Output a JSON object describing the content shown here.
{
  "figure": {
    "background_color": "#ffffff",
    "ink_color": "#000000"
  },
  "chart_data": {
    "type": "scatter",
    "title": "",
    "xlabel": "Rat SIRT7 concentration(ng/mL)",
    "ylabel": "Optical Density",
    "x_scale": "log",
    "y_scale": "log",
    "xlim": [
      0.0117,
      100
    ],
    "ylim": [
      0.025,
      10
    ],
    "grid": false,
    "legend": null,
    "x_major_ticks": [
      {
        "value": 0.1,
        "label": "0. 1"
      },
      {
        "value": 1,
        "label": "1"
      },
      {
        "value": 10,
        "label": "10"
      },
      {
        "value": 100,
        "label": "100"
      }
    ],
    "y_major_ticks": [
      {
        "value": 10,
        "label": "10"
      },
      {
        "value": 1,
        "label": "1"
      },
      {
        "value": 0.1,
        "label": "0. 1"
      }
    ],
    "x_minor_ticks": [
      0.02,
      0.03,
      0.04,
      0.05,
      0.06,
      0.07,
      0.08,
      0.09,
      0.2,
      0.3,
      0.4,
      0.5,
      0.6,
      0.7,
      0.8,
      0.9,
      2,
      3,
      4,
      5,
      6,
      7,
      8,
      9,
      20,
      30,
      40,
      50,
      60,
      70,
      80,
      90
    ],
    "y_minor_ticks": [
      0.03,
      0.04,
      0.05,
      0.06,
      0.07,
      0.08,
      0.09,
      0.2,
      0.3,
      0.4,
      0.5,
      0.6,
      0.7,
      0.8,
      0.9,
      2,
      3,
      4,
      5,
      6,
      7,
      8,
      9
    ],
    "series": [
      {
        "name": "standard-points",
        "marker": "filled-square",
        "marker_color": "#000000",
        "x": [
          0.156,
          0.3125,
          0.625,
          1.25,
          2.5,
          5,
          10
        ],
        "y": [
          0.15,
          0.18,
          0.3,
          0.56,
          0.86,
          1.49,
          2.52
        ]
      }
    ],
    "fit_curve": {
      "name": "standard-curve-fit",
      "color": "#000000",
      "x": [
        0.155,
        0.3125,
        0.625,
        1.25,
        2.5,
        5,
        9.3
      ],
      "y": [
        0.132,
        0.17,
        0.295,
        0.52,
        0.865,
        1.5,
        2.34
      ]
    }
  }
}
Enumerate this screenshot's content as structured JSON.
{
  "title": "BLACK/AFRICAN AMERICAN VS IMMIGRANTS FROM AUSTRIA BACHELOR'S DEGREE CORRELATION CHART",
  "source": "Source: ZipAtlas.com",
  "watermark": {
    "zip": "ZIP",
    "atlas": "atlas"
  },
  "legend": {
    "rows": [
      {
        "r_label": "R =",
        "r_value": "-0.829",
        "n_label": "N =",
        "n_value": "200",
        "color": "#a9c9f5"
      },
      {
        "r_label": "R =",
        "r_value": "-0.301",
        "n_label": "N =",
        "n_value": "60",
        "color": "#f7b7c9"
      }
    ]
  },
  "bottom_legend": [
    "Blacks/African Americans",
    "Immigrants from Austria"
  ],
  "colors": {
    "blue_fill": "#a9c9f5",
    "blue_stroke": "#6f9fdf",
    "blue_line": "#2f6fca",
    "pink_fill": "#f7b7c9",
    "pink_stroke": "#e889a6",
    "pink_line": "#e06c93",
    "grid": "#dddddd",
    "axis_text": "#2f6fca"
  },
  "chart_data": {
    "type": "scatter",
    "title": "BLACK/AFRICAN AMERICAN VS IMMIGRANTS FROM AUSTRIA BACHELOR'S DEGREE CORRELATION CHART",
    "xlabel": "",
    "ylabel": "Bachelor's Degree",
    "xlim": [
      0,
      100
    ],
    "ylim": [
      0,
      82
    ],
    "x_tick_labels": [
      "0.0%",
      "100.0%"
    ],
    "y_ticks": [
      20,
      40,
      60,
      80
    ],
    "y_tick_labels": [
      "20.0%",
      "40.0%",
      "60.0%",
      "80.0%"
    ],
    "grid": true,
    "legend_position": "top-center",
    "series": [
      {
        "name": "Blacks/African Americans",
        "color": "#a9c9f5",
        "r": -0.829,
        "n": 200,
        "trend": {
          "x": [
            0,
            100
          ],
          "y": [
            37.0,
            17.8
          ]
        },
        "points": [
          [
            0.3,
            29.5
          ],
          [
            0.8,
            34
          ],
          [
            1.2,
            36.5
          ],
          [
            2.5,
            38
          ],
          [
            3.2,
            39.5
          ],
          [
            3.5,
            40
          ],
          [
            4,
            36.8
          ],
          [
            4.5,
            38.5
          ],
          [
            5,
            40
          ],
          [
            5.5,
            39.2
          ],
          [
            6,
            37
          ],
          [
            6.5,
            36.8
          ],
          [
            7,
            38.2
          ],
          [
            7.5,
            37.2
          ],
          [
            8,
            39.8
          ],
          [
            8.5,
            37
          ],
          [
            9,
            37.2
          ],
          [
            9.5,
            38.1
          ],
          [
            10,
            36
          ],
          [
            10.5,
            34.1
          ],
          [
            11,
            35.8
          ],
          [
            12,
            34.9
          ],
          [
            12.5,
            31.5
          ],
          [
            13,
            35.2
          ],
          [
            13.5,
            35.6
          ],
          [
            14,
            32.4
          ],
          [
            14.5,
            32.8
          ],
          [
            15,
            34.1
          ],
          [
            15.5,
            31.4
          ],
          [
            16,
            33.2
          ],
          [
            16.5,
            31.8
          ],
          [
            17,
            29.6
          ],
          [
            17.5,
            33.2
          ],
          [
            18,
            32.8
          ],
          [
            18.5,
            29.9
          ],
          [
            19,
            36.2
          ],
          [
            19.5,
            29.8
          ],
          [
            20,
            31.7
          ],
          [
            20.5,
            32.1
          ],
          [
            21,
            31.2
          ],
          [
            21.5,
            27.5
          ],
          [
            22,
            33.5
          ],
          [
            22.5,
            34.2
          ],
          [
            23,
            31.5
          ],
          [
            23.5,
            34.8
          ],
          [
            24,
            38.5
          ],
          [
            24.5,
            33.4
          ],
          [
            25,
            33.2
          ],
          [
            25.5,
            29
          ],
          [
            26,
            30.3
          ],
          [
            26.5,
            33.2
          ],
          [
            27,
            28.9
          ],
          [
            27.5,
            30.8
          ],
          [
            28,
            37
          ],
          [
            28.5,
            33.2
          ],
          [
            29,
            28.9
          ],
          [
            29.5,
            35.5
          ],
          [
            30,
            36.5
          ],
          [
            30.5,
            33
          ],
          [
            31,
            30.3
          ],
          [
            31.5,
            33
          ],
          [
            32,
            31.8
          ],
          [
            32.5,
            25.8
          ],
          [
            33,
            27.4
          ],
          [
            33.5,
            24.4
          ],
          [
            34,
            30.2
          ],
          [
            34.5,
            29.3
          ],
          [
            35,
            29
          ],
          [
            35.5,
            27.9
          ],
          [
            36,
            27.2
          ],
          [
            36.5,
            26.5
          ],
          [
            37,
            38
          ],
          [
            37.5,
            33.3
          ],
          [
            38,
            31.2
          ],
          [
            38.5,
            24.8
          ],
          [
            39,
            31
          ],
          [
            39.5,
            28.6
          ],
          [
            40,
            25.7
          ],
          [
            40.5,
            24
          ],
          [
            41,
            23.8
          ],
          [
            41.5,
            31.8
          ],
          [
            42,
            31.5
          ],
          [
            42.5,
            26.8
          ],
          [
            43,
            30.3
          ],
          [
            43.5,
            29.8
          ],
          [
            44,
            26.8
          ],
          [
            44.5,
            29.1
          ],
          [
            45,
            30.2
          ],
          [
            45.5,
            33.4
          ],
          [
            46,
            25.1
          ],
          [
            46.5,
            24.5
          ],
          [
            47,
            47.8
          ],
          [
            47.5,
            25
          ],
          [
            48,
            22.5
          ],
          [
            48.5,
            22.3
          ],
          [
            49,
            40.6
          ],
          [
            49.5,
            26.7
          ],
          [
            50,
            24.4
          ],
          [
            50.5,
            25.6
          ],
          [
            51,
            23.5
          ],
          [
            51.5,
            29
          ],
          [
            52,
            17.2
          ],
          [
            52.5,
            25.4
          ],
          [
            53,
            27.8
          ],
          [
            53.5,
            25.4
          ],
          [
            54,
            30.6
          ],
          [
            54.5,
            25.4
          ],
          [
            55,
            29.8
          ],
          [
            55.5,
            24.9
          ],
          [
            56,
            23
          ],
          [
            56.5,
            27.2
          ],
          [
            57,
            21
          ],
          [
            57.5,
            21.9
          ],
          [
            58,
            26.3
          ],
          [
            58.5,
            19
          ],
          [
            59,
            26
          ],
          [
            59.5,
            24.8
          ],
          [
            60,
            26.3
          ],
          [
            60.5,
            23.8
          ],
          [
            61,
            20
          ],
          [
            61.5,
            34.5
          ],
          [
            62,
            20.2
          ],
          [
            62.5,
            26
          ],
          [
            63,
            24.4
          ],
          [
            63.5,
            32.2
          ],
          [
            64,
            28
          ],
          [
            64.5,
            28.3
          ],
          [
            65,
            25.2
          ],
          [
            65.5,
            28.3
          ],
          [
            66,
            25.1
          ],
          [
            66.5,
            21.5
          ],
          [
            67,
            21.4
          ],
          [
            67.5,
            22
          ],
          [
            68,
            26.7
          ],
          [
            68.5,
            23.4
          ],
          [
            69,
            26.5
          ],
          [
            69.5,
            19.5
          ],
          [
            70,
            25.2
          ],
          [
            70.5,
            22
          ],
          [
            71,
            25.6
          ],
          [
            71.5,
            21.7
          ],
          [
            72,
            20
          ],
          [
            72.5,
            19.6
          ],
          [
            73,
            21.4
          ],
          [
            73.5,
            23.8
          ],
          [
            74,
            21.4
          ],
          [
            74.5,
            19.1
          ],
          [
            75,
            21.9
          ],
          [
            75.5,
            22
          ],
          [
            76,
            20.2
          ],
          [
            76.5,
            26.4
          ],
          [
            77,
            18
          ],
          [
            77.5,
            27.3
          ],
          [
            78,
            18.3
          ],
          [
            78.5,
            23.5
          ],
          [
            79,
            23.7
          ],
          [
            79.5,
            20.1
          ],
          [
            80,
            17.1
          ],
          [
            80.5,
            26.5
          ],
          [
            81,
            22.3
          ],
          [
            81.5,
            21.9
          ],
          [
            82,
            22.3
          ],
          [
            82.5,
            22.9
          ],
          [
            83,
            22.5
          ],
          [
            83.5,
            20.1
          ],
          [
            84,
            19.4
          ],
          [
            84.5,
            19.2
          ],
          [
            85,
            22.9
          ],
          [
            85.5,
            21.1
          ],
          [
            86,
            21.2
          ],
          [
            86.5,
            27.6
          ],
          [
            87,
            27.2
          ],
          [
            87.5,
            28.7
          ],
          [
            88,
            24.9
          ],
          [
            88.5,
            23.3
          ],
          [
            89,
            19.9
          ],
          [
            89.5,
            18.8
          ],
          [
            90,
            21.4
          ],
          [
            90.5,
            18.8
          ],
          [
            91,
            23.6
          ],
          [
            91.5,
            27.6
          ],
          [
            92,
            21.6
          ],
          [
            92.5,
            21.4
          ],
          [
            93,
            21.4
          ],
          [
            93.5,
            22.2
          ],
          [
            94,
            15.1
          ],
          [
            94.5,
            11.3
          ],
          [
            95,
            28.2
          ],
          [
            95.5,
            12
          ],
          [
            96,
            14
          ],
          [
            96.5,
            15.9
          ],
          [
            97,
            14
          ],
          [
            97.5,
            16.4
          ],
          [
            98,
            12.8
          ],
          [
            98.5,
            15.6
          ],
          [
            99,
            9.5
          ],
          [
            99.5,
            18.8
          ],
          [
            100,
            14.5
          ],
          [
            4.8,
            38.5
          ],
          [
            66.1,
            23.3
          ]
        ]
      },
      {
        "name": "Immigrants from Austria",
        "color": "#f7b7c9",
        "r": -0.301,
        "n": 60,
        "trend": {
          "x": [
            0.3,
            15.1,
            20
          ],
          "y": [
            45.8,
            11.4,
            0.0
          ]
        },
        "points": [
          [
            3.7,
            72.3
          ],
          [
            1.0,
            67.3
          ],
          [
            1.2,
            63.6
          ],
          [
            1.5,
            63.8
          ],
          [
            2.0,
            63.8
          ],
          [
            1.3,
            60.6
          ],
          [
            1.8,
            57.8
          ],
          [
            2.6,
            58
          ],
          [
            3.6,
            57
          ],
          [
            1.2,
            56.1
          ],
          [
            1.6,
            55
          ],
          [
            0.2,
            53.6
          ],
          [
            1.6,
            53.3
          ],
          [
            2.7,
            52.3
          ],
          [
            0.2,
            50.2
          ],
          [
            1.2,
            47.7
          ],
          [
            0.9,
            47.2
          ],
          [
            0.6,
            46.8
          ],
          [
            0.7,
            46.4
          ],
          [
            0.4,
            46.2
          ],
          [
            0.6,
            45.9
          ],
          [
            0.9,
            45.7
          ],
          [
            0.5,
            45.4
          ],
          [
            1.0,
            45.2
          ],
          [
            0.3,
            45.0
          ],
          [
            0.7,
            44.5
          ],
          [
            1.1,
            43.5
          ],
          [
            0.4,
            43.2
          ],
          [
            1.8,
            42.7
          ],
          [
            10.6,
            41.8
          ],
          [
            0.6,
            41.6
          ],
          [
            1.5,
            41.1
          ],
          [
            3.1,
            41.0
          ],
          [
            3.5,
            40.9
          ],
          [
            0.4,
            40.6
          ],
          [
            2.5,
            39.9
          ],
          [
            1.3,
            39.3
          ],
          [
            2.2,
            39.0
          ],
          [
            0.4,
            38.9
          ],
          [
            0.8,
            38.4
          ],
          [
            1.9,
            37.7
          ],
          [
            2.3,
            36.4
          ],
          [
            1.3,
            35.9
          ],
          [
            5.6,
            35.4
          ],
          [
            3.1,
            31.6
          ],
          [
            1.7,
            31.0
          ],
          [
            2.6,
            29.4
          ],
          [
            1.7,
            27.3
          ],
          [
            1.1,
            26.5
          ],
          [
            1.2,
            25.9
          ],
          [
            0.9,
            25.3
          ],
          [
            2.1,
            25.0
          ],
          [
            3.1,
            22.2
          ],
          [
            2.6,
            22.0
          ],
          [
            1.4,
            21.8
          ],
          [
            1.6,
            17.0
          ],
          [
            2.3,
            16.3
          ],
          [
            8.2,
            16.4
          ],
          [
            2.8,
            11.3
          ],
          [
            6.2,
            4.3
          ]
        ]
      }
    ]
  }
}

━━━━

= EXERCISE DESCRIPTION =
Within the entries above, how many lines contain "xlabel"? Respond with the number only.

= RESULT BELOW =
2